TO DO:
Present each line of the entries below that holds the word "JSON".

:: DATASET ::

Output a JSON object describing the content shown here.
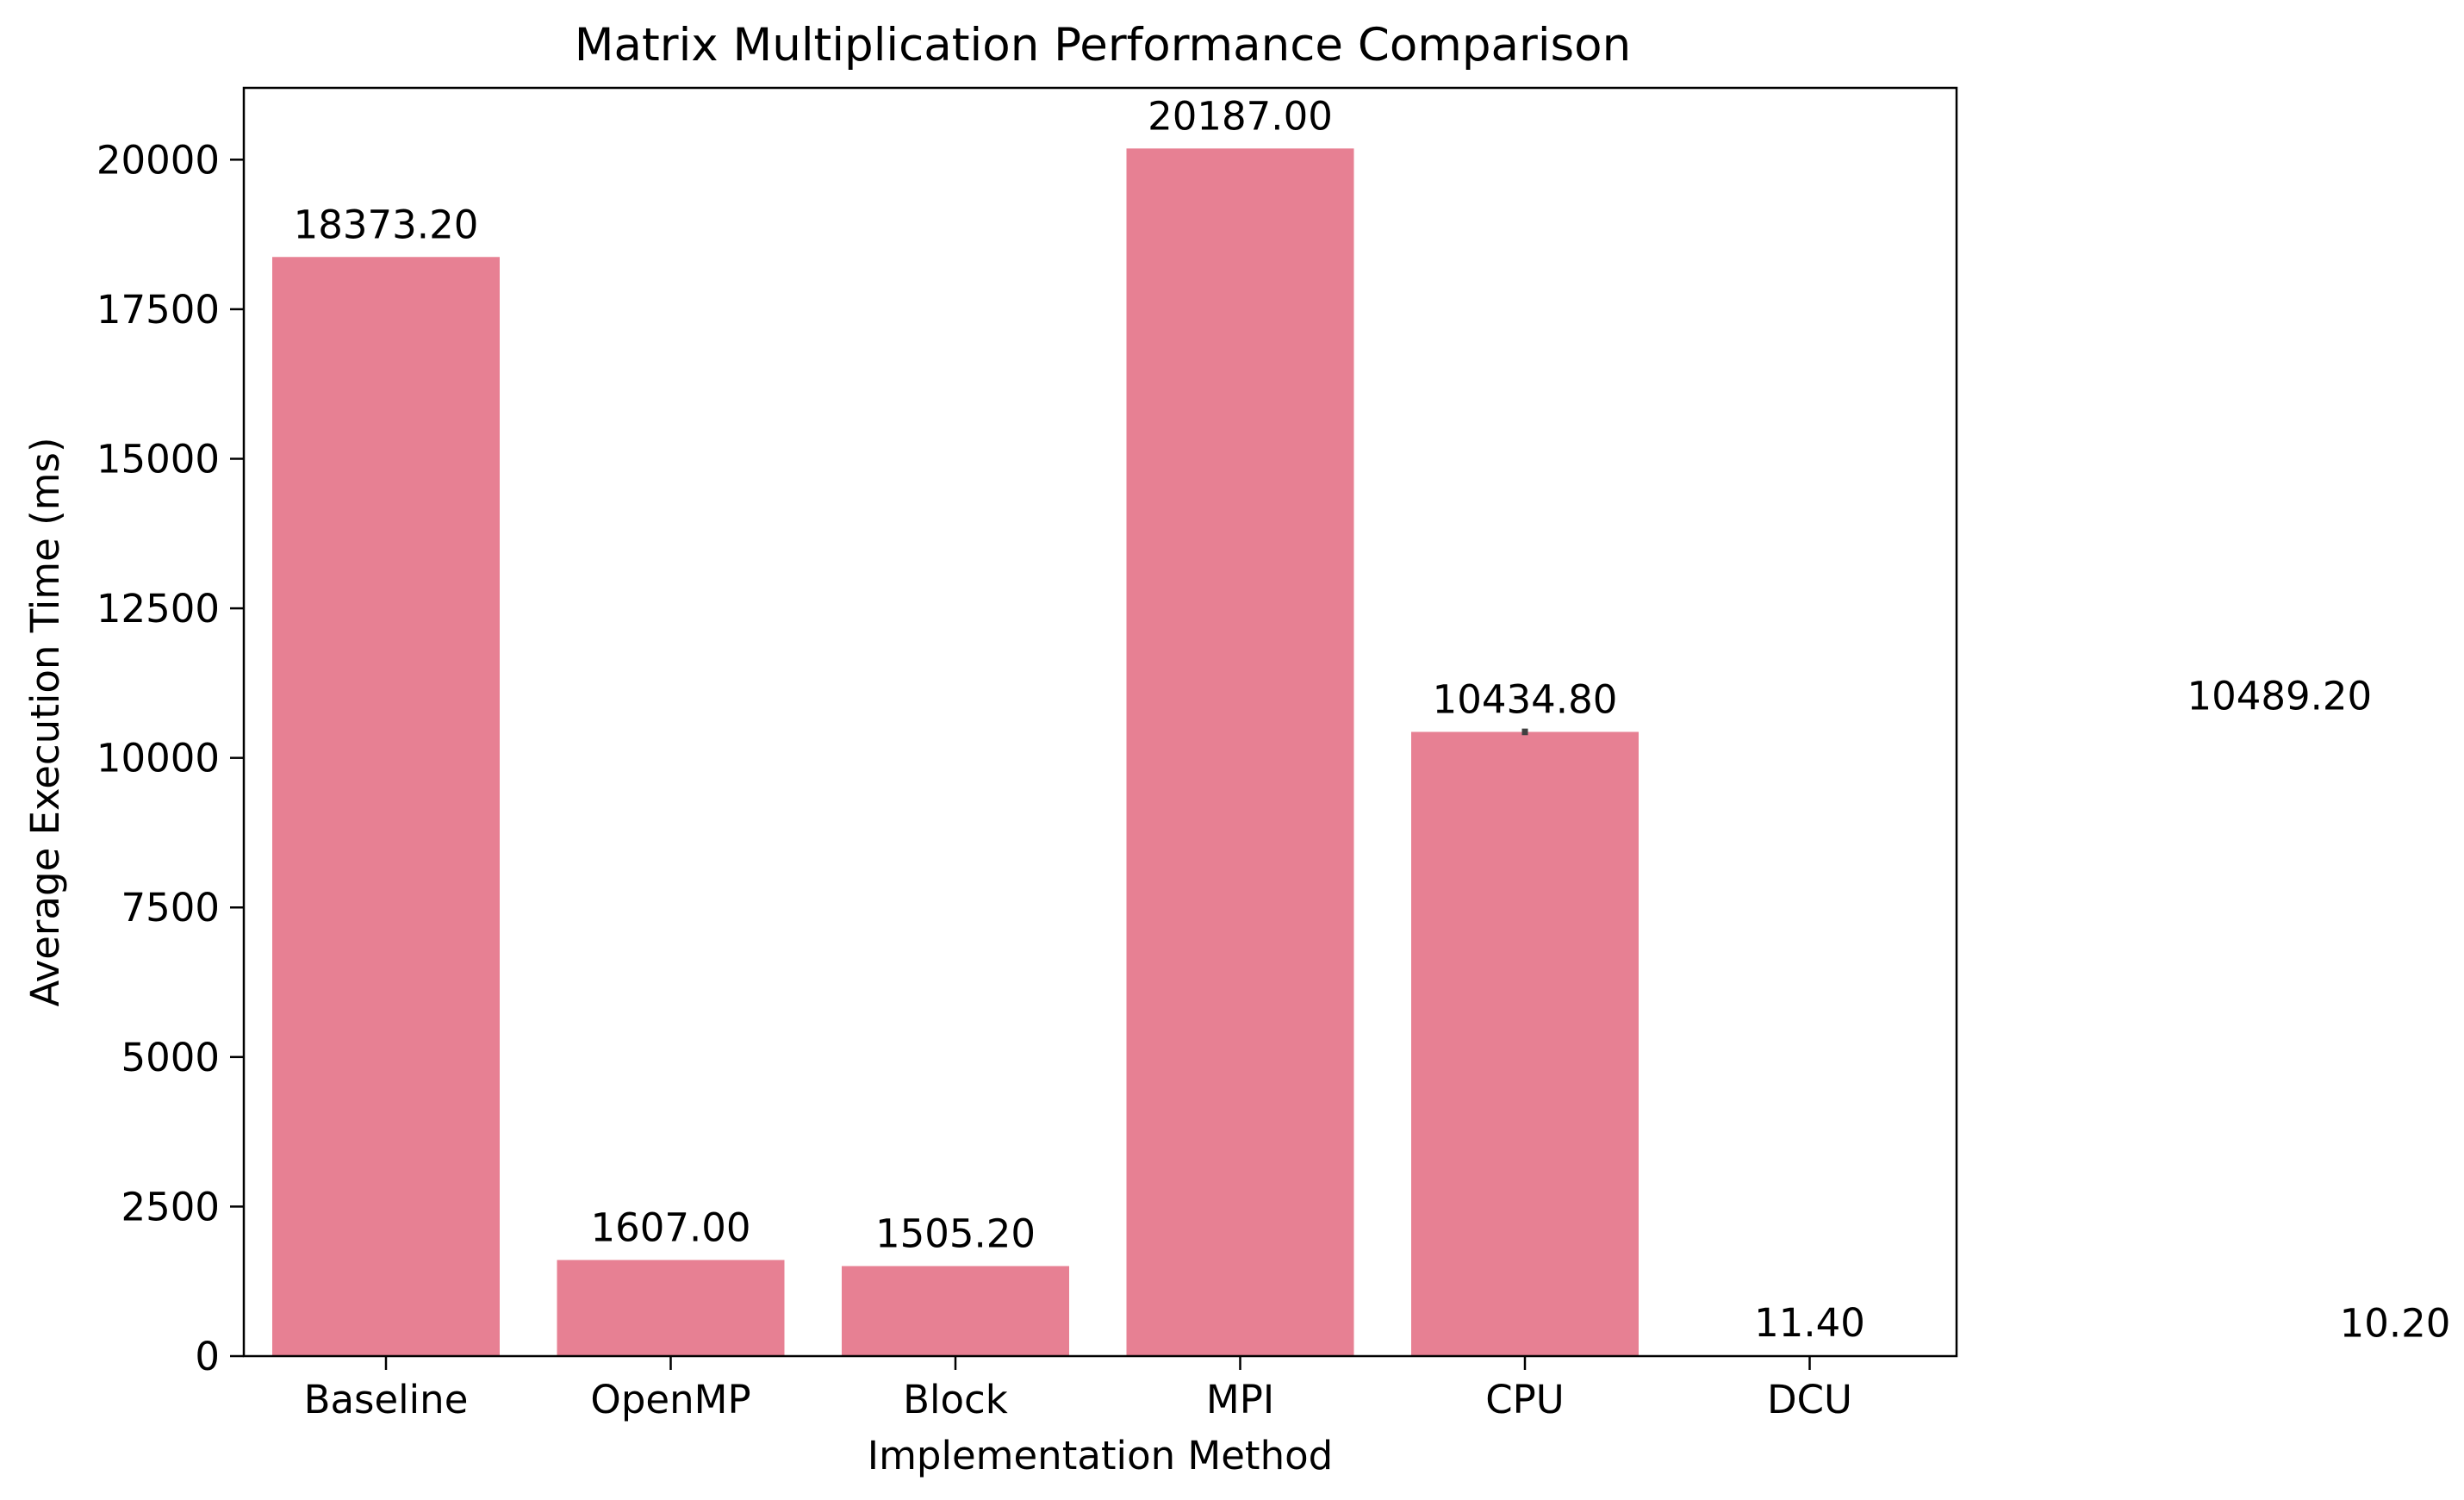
{
  "chart_data": {
    "type": "bar",
    "title": "Matrix Multiplication Performance Comparison",
    "xlabel": "Implementation Method",
    "ylabel": "Average Execution Time (ms)",
    "categories": [
      "Baseline",
      "OpenMP",
      "Block",
      "MPI",
      "CPU",
      "DCU"
    ],
    "values": [
      18373.2,
      1607.0,
      1505.2,
      20187.0,
      10434.8,
      11.4
    ],
    "value_labels": [
      "18373.20",
      "1607.00",
      "1505.20",
      "20187.00",
      "10434.80",
      "11.40"
    ],
    "ylim": [
      0,
      21200
    ],
    "yticks": [
      0,
      2500,
      5000,
      7500,
      10000,
      12500,
      15000,
      17500,
      20000
    ],
    "ytick_labels": [
      "0",
      "2500",
      "5000",
      "7500",
      "10000",
      "12500",
      "15000",
      "17500",
      "20000"
    ],
    "error_bars": [
      {
        "category": "CPU",
        "low": 10380,
        "high": 10490
      }
    ],
    "extra_annotations": [
      {
        "text": "10489.20",
        "value": 10489.2
      },
      {
        "text": "10.20",
        "value": 10.2
      }
    ],
    "grid": false,
    "bar_color": "#e78093",
    "error_bar_color": "#404040"
  }
}
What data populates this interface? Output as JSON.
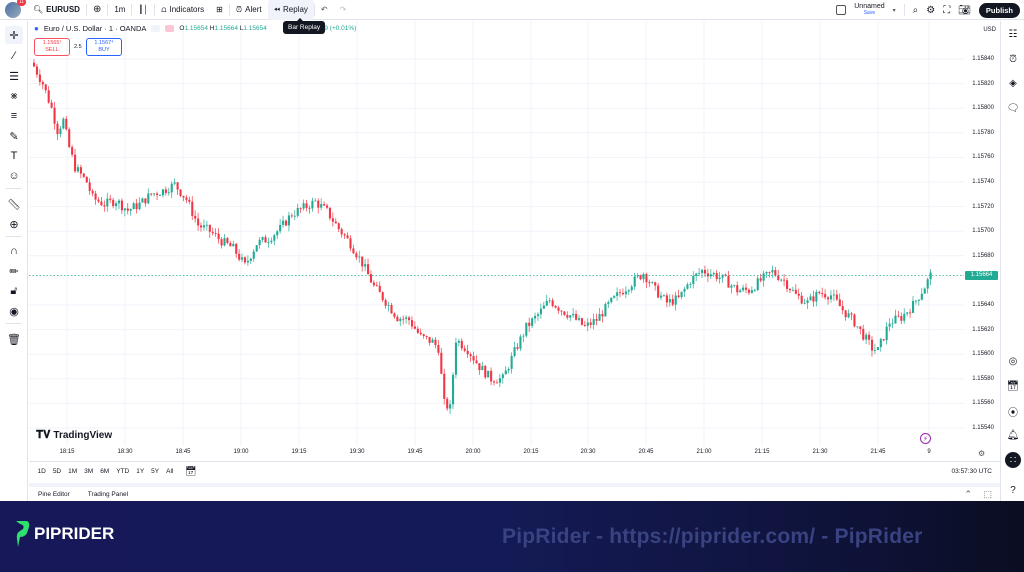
{
  "topbar": {
    "avatar_badge": "11",
    "symbol": "EURUSD",
    "interval": "1m",
    "indicators_label": "Indicators",
    "alert_label": "Alert",
    "replay_label": "Replay",
    "tooltip": "Bar Replay",
    "layout_name": "Unnamed",
    "layout_save": "Save",
    "publish_label": "Publish"
  },
  "legend": {
    "title": "Euro / U.S. Dollar · 1 · OANDA",
    "o_label": "O",
    "o": "1.15654",
    "h_label": "H",
    "h": "1.15664",
    "l_label": "L",
    "l": "1.15654",
    "change": "+0.00009 (+0.01%)"
  },
  "trade": {
    "sell_price": "1.1565¹",
    "sell_label": "SELL",
    "spread": "2.5",
    "buy_price": "1.1567⁴",
    "buy_label": "BUY"
  },
  "price_axis": {
    "currency": "USD",
    "current_price": "1.15664",
    "current_color": "#22ab94"
  },
  "time_axis_utc": "03:57:30 UTC",
  "range_buttons": [
    "1D",
    "5D",
    "1M",
    "3M",
    "6M",
    "YTD",
    "1Y",
    "5Y",
    "All"
  ],
  "bottom_tabs": [
    "Pine Editor",
    "Trading Panel"
  ],
  "branding": {
    "tv_logo": "TradingView",
    "footer_logo": "PIPRIDER",
    "footer_text": "PipRider - https://piprider.com/ - PipRider"
  },
  "colors": {
    "up": "#22ab94",
    "down": "#f23645",
    "grid": "#f0f3fa",
    "price_line": "#22ab94"
  },
  "chart_data": {
    "type": "candlestick",
    "title": "Euro / U.S. Dollar · 1 · OANDA",
    "xlabel": "",
    "ylabel": "USD",
    "ylim": [
      1.1553,
      1.1585
    ],
    "y_ticks": [
      1.1584,
      1.1582,
      1.158,
      1.1578,
      1.1576,
      1.1574,
      1.1572,
      1.157,
      1.1568,
      1.1564,
      1.1562,
      1.156,
      1.1558,
      1.1556,
      1.1554
    ],
    "x_ticks": [
      "18:15",
      "18:30",
      "18:45",
      "19:00",
      "19:15",
      "19:30",
      "19:45",
      "20:00",
      "20:15",
      "20:30",
      "20:45",
      "21:00",
      "21:15",
      "21:30",
      "21:45",
      "9"
    ],
    "last_price": 1.15664,
    "grid": true,
    "close_path": [
      [
        0,
        1.15834
      ],
      [
        3,
        1.1582
      ],
      [
        6,
        1.158
      ],
      [
        8,
        1.15782
      ],
      [
        10,
        1.1579
      ],
      [
        12,
        1.15768
      ],
      [
        14,
        1.15752
      ],
      [
        18,
        1.1574
      ],
      [
        20,
        1.15727
      ],
      [
        24,
        1.15722
      ],
      [
        28,
        1.15725
      ],
      [
        32,
        1.15717
      ],
      [
        36,
        1.15722
      ],
      [
        40,
        1.1573
      ],
      [
        44,
        1.15733
      ],
      [
        48,
        1.15738
      ],
      [
        52,
        1.15726
      ],
      [
        56,
        1.15705
      ],
      [
        60,
        1.157
      ],
      [
        64,
        1.15692
      ],
      [
        68,
        1.15686
      ],
      [
        72,
        1.15672
      ],
      [
        76,
        1.1569
      ],
      [
        80,
        1.15694
      ],
      [
        84,
        1.15702
      ],
      [
        88,
        1.15714
      ],
      [
        92,
        1.15719
      ],
      [
        96,
        1.15724
      ],
      [
        100,
        1.15716
      ],
      [
        104,
        1.15702
      ],
      [
        108,
        1.1569
      ],
      [
        112,
        1.15674
      ],
      [
        116,
        1.15655
      ],
      [
        120,
        1.15643
      ],
      [
        124,
        1.1563
      ],
      [
        128,
        1.15628
      ],
      [
        132,
        1.15614
      ],
      [
        136,
        1.1561
      ],
      [
        138,
        1.15605
      ],
      [
        140,
        1.1556
      ],
      [
        142,
        1.15556
      ],
      [
        144,
        1.15612
      ],
      [
        148,
        1.15604
      ],
      [
        152,
        1.1559
      ],
      [
        156,
        1.1558
      ],
      [
        160,
        1.1558
      ],
      [
        164,
        1.15602
      ],
      [
        168,
        1.15622
      ],
      [
        172,
        1.15632
      ],
      [
        176,
        1.15644
      ],
      [
        180,
        1.15636
      ],
      [
        184,
        1.1563
      ],
      [
        188,
        1.15622
      ],
      [
        192,
        1.15628
      ],
      [
        196,
        1.1564
      ],
      [
        200,
        1.1565
      ],
      [
        204,
        1.15658
      ],
      [
        208,
        1.15666
      ],
      [
        212,
        1.15652
      ],
      [
        216,
        1.15642
      ],
      [
        220,
        1.15645
      ],
      [
        224,
        1.1566
      ],
      [
        228,
        1.15668
      ],
      [
        232,
        1.15665
      ],
      [
        236,
        1.1566
      ],
      [
        240,
        1.15652
      ],
      [
        244,
        1.15652
      ],
      [
        248,
        1.1566
      ],
      [
        252,
        1.15667
      ],
      [
        256,
        1.1566
      ],
      [
        260,
        1.15648
      ],
      [
        264,
        1.15642
      ],
      [
        268,
        1.1565
      ],
      [
        272,
        1.15648
      ],
      [
        276,
        1.15636
      ],
      [
        280,
        1.15626
      ],
      [
        284,
        1.15612
      ],
      [
        286,
        1.15605
      ],
      [
        288,
        1.15603
      ],
      [
        292,
        1.15626
      ],
      [
        296,
        1.1563
      ],
      [
        300,
        1.1564
      ],
      [
        304,
        1.15655
      ],
      [
        306,
        1.15664
      ]
    ]
  }
}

:::

SOLUTION TO THIS TASK:
Output a JSON object describing the content shown here.
What data populates this interface? Output as JSON.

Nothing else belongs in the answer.